▶ **Working data**:
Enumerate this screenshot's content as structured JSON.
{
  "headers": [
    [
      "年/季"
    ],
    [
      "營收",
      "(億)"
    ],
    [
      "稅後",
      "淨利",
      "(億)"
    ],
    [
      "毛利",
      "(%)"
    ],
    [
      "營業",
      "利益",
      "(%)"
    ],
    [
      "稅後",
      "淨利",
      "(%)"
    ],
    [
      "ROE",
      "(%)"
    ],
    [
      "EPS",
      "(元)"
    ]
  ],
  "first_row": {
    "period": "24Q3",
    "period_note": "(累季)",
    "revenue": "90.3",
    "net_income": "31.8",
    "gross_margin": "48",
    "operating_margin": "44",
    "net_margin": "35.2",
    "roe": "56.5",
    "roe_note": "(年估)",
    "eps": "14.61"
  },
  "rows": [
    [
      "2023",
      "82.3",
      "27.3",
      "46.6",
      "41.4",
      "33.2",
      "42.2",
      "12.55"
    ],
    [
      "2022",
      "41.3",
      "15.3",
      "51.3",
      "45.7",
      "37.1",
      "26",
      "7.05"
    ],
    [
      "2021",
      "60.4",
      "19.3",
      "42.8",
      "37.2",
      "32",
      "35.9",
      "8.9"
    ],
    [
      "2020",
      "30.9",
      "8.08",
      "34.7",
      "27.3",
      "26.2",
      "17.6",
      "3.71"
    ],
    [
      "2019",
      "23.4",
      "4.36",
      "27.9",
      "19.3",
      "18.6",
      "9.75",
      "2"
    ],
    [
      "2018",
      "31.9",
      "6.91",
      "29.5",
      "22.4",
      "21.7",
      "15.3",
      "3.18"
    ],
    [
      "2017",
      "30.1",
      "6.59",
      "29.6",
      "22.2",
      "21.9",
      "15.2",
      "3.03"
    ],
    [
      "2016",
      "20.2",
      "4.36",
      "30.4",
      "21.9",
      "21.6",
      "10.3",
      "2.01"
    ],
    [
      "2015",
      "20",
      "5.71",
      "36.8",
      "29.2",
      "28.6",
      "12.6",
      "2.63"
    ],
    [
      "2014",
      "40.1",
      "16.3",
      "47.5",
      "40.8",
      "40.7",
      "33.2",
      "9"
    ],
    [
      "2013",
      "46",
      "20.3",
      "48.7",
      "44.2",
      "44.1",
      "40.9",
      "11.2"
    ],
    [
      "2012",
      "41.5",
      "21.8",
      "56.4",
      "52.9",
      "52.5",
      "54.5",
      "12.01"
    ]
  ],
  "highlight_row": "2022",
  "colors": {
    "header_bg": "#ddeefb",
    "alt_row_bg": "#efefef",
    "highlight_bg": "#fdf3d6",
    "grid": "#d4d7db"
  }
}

▶ **Task to carry out**: Each line of the material must be restated exactly.

▶ **Answer for this exercise**:
Enumerate this screenshot's content as structured JSON.
{
  "headers": [
    [
      "年/季"
    ],
    [
      "營收",
      "(億)"
    ],
    [
      "稅後",
      "淨利",
      "(億)"
    ],
    [
      "毛利",
      "(%)"
    ],
    [
      "營業",
      "利益",
      "(%)"
    ],
    [
      "稅後",
      "淨利",
      "(%)"
    ],
    [
      "ROE",
      "(%)"
    ],
    [
      "EPS",
      "(元)"
    ]
  ],
  "first_row": {
    "period": "24Q3",
    "period_note": "(累季)",
    "revenue": "90.3",
    "net_income": "31.8",
    "gross_margin": "48",
    "operating_margin": "44",
    "net_margin": "35.2",
    "roe": "56.5",
    "roe_note": "(年估)",
    "eps": "14.61"
  },
  "rows": [
    [
      "2023",
      "82.3",
      "27.3",
      "46.6",
      "41.4",
      "33.2",
      "42.2",
      "12.55"
    ],
    [
      "2022",
      "41.3",
      "15.3",
      "51.3",
      "45.7",
      "37.1",
      "26",
      "7.05"
    ],
    [
      "2021",
      "60.4",
      "19.3",
      "42.8",
      "37.2",
      "32",
      "35.9",
      "8.9"
    ],
    [
      "2020",
      "30.9",
      "8.08",
      "34.7",
      "27.3",
      "26.2",
      "17.6",
      "3.71"
    ],
    [
      "2019",
      "23.4",
      "4.36",
      "27.9",
      "19.3",
      "18.6",
      "9.75",
      "2"
    ],
    [
      "2018",
      "31.9",
      "6.91",
      "29.5",
      "22.4",
      "21.7",
      "15.3",
      "3.18"
    ],
    [
      "2017",
      "30.1",
      "6.59",
      "29.6",
      "22.2",
      "21.9",
      "15.2",
      "3.03"
    ],
    [
      "2016",
      "20.2",
      "4.36",
      "30.4",
      "21.9",
      "21.6",
      "10.3",
      "2.01"
    ],
    [
      "2015",
      "20",
      "5.71",
      "36.8",
      "29.2",
      "28.6",
      "12.6",
      "2.63"
    ],
    [
      "2014",
      "40.1",
      "16.3",
      "47.5",
      "40.8",
      "40.7",
      "33.2",
      "9"
    ],
    [
      "2013",
      "46",
      "20.3",
      "48.7",
      "44.2",
      "44.1",
      "40.9",
      "11.2"
    ],
    [
      "2012",
      "41.5",
      "21.8",
      "56.4",
      "52.9",
      "52.5",
      "54.5",
      "12.01"
    ]
  ],
  "highlight_row": "2022",
  "colors": {
    "header_bg": "#ddeefb",
    "alt_row_bg": "#efefef",
    "highlight_bg": "#fdf3d6",
    "grid": "#d4d7db"
  }
}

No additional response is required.